EXERCISE DIRECTIONS ▸
Print the range of lines that opens with the line containing "Extract the structured data from this screenshot" and closes with the last line of the listing. Include both ends; print nothing more.

☆ ☆ ☆ ☆

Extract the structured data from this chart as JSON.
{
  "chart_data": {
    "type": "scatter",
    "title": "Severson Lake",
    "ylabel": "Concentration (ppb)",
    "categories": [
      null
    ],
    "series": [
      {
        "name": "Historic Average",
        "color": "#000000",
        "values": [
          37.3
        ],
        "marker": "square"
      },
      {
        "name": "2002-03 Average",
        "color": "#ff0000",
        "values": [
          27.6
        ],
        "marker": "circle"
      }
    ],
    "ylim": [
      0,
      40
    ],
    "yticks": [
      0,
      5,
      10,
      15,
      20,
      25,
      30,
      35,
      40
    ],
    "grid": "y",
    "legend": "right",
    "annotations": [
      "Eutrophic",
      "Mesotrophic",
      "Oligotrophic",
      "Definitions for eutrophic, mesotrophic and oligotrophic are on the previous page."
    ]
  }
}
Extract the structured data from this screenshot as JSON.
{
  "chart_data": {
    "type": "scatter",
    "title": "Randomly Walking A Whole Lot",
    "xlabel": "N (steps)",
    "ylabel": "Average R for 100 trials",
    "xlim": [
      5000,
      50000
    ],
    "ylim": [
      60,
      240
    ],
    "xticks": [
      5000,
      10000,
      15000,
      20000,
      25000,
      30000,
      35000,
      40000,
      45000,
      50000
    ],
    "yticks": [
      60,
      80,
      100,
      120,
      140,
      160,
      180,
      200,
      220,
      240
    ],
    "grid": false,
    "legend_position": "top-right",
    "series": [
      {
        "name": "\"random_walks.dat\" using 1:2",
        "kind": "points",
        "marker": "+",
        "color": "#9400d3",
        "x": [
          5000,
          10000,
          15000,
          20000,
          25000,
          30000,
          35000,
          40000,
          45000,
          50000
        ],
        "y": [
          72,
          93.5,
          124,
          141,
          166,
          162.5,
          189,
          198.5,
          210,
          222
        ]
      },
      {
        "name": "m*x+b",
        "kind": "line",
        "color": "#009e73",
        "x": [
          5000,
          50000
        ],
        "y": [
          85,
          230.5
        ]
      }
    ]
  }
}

☆ ☆ ☆ ☆

SOLUTION TO THIS EXERCISE ▸
Extract the structured data from this screenshot as JSON.
{
  "chart_data": {
    "type": "scatter",
    "title": "Randomly Walking A Whole Lot",
    "xlabel": "N (steps)",
    "ylabel": "Average R for 100 trials",
    "xlim": [
      5000,
      50000
    ],
    "ylim": [
      60,
      240
    ],
    "xticks": [
      5000,
      10000,
      15000,
      20000,
      25000,
      30000,
      35000,
      40000,
      45000,
      50000
    ],
    "yticks": [
      60,
      80,
      100,
      120,
      140,
      160,
      180,
      200,
      220,
      240
    ],
    "grid": false,
    "legend_position": "top-right",
    "series": [
      {
        "name": "\"random_walks.dat\" using 1:2",
        "kind": "points",
        "marker": "+",
        "color": "#9400d3",
        "x": [
          5000,
          10000,
          15000,
          20000,
          25000,
          30000,
          35000,
          40000,
          45000,
          50000
        ],
        "y": [
          72,
          93.5,
          124,
          141,
          166,
          162.5,
          189,
          198.5,
          210,
          222
        ]
      },
      {
        "name": "m*x+b",
        "kind": "line",
        "color": "#009e73",
        "x": [
          5000,
          50000
        ],
        "y": [
          85,
          230.5
        ]
      }
    ]
  }
}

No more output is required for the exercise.